• THE TASK:
In the entries below, count every line containing "null". Reply with the number alone.

• DATASET EXTRACT:
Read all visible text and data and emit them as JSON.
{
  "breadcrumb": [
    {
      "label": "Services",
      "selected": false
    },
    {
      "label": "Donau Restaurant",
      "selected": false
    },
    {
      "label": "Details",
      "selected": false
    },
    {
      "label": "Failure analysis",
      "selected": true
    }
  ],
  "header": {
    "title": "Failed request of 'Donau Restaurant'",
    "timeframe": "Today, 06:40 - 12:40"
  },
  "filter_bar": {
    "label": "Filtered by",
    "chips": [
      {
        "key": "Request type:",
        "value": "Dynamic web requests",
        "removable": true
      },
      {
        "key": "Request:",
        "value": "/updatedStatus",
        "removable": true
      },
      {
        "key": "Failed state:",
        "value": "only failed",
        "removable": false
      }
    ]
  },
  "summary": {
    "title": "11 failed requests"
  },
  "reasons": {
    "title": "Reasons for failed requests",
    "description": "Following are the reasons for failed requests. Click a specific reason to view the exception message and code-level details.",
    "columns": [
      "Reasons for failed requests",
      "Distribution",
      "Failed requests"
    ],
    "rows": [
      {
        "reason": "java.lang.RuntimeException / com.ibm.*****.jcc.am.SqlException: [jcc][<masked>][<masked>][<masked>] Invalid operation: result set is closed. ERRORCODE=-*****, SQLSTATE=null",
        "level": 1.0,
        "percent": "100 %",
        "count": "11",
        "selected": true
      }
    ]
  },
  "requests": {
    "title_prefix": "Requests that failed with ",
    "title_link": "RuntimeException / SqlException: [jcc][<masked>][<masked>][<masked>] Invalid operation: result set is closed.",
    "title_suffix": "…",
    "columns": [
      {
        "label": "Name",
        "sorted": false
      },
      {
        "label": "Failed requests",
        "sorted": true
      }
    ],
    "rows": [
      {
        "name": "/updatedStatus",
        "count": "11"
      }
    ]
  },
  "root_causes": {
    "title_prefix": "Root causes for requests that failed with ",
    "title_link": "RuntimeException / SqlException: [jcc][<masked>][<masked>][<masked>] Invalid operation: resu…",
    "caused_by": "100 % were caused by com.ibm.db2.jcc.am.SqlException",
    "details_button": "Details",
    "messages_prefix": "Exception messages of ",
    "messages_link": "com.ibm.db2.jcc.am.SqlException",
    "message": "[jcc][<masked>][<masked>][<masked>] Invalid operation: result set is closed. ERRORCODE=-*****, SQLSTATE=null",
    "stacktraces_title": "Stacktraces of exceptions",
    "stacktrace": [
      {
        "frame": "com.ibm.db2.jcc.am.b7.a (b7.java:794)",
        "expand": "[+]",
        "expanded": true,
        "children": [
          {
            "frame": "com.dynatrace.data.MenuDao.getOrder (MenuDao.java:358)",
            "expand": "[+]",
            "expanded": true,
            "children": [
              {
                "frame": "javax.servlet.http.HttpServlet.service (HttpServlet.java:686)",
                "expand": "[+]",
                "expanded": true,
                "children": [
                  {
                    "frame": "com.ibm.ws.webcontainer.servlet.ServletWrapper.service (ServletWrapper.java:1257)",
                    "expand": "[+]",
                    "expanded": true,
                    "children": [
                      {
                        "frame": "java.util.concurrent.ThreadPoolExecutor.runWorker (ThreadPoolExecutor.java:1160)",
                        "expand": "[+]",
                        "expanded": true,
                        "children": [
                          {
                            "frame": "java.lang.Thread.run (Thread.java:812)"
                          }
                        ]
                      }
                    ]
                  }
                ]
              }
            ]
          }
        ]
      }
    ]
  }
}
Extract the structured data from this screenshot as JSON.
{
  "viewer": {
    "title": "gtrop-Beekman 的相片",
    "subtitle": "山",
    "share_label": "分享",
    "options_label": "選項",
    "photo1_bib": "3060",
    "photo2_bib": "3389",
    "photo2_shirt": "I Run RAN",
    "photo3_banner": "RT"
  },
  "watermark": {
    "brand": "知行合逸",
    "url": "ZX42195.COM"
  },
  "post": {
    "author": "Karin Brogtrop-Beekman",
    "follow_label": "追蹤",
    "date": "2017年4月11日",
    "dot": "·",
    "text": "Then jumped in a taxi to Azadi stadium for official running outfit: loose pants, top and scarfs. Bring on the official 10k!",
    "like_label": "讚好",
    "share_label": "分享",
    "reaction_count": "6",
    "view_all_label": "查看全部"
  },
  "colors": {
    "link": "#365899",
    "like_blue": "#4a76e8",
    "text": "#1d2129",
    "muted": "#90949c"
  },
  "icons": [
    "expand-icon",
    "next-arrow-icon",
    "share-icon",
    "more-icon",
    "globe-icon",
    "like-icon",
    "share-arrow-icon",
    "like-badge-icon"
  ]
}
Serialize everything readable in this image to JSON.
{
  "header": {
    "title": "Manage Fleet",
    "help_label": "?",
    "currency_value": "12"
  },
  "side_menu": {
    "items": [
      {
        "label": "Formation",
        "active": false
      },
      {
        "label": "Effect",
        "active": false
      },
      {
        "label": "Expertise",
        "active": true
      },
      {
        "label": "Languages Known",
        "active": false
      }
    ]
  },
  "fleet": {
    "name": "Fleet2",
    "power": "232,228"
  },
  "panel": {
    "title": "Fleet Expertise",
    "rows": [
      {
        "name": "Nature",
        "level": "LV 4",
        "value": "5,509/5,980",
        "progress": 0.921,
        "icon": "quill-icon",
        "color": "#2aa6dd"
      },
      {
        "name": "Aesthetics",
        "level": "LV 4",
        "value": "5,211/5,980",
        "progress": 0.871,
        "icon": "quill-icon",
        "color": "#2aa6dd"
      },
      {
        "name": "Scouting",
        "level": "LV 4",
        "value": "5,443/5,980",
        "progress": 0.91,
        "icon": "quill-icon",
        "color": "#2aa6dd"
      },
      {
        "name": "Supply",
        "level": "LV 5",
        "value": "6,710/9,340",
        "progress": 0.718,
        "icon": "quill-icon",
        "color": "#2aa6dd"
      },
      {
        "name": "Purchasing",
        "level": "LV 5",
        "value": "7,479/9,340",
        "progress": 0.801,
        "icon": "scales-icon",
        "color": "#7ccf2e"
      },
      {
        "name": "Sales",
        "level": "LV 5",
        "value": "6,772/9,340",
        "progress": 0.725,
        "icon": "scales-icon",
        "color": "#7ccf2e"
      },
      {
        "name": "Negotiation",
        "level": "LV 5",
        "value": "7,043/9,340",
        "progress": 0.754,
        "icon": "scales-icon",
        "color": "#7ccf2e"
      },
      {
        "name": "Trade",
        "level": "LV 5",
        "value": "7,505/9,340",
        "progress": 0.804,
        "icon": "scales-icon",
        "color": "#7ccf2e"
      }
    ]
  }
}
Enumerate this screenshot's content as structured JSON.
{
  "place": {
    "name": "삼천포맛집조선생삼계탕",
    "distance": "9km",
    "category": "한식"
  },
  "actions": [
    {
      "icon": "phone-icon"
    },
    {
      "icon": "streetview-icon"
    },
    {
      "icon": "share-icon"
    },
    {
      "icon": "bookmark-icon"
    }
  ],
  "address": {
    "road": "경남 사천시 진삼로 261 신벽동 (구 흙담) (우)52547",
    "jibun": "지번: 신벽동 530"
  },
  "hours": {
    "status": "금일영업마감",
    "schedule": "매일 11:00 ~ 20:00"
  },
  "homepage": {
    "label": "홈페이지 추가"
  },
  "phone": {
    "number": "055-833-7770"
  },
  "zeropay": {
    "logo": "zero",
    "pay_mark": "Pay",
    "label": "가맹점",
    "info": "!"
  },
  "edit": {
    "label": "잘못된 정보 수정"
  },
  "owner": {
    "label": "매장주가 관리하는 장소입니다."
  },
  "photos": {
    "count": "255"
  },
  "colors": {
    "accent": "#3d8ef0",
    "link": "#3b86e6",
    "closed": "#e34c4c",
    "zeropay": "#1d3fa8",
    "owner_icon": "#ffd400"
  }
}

• ANSWER FOR THE TASK:
2